* **AIM**:
Write out all the entries word for word, but skip any images.

* * * * *

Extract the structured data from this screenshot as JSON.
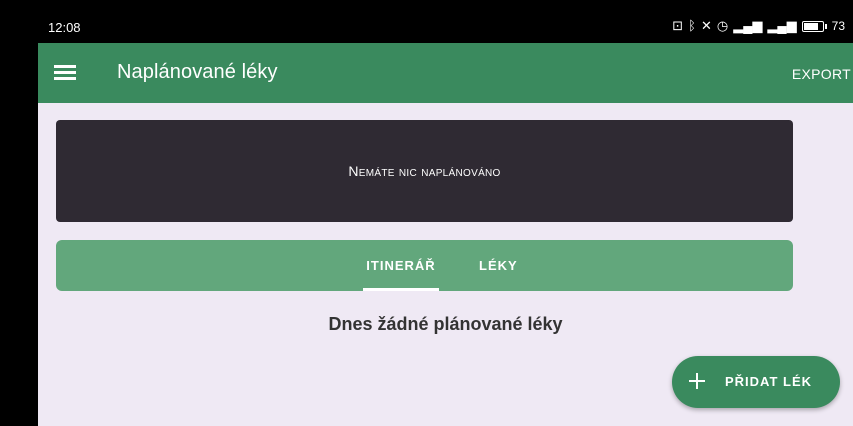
{
  "status_bar": {
    "time": "12:08",
    "battery_percent": "73",
    "icons": [
      "nfc-icon",
      "bluetooth-icon",
      "mute-icon",
      "alarm-icon",
      "signal-icon",
      "signal-4g-icon",
      "battery-icon"
    ]
  },
  "app_bar": {
    "title": "Naplánované léky",
    "export_label": "EXPORT"
  },
  "banner": {
    "text": "Nemáte nic naplánováno"
  },
  "tabs": {
    "items": [
      {
        "label": "ITINERÁŘ",
        "selected": true
      },
      {
        "label": "LÉKY",
        "selected": false
      }
    ]
  },
  "main": {
    "empty_message": "Dnes žádné plánované léky"
  },
  "fab": {
    "label": "PŘIDAT LÉK"
  },
  "colors": {
    "primary": "#3a8a5e",
    "tab_bar": "#62a77c",
    "banner": "#2f2a33",
    "background": "#efe9f4"
  }
}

* * * * *

* **CORRECT RESPONSE**:
Extract the structured data from this screenshot as JSON.
{
  "status_bar": {
    "time": "12:08",
    "battery_percent": "73",
    "icons": [
      "nfc-icon",
      "bluetooth-icon",
      "mute-icon",
      "alarm-icon",
      "signal-icon",
      "signal-4g-icon",
      "battery-icon"
    ]
  },
  "app_bar": {
    "title": "Naplánované léky",
    "export_label": "EXPORT"
  },
  "banner": {
    "text": "Nemáte nic naplánováno"
  },
  "tabs": {
    "items": [
      {
        "label": "ITINERÁŘ",
        "selected": true
      },
      {
        "label": "LÉKY",
        "selected": false
      }
    ]
  },
  "main": {
    "empty_message": "Dnes žádné plánované léky"
  },
  "fab": {
    "label": "PŘIDAT LÉK"
  },
  "colors": {
    "primary": "#3a8a5e",
    "tab_bar": "#62a77c",
    "banner": "#2f2a33",
    "background": "#efe9f4"
  }
}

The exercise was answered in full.